▸ **EXERCISE PROMPT**: Copy out the data below line for line, keeping every character the same.

** start GIVEN DATA **

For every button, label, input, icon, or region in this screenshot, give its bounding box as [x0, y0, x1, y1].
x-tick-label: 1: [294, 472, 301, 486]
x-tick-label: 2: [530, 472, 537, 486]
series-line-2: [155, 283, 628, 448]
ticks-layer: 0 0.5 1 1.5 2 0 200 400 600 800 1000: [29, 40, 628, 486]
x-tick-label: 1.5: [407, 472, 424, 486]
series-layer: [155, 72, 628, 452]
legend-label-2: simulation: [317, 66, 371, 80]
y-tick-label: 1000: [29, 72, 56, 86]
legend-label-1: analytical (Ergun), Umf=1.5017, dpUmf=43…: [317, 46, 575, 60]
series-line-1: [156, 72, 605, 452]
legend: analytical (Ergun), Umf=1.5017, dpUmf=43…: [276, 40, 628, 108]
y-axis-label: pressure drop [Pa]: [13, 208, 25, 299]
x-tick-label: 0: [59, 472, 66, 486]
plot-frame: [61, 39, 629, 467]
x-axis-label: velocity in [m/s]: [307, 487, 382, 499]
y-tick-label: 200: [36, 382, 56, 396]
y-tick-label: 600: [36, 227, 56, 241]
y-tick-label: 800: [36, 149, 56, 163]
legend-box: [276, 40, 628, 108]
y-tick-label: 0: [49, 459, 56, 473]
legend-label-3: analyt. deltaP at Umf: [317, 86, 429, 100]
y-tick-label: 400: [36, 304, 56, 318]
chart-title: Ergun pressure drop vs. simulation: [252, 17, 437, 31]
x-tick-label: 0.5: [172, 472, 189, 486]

** end GIVEN DATA **

▸ **WORKED SOLUTION**:
For every button, label, input, icon, or region in this screenshot, give its bounding box as [x0, y0, x1, y1].
x-tick-label: 1: [294, 472, 301, 486]
x-tick-label: 2: [530, 472, 537, 486]
series-line-2: [155, 283, 628, 448]
ticks-layer: 0 0.5 1 1.5 2 0 200 400 600 800 1000: [29, 40, 628, 486]
x-tick-label: 1.5: [407, 472, 424, 486]
series-layer: [155, 72, 628, 452]
legend-label-2: simulation: [317, 66, 371, 80]
y-tick-label: 1000: [29, 72, 56, 86]
legend-label-1: analytical (Ergun), Umf=1.5017, dpUmf=43…: [317, 46, 575, 60]
series-line-1: [156, 72, 605, 452]
legend: analytical (Ergun), Umf=1.5017, dpUmf=43…: [276, 40, 628, 108]
y-axis-label: pressure drop [Pa]: [13, 208, 25, 299]
x-tick-label: 0: [59, 472, 66, 486]
plot-frame: [61, 39, 629, 467]
x-axis-label: velocity in [m/s]: [307, 487, 382, 499]
y-tick-label: 200: [36, 382, 56, 396]
y-tick-label: 600: [36, 227, 56, 241]
y-tick-label: 800: [36, 149, 56, 163]
legend-box: [276, 40, 628, 108]
y-tick-label: 0: [49, 459, 56, 473]
legend-label-3: analyt. deltaP at Umf: [317, 86, 429, 100]
y-tick-label: 400: [36, 304, 56, 318]
chart-title: Ergun pressure drop vs. simulation: [252, 17, 437, 31]
x-tick-label: 0.5: [172, 472, 189, 486]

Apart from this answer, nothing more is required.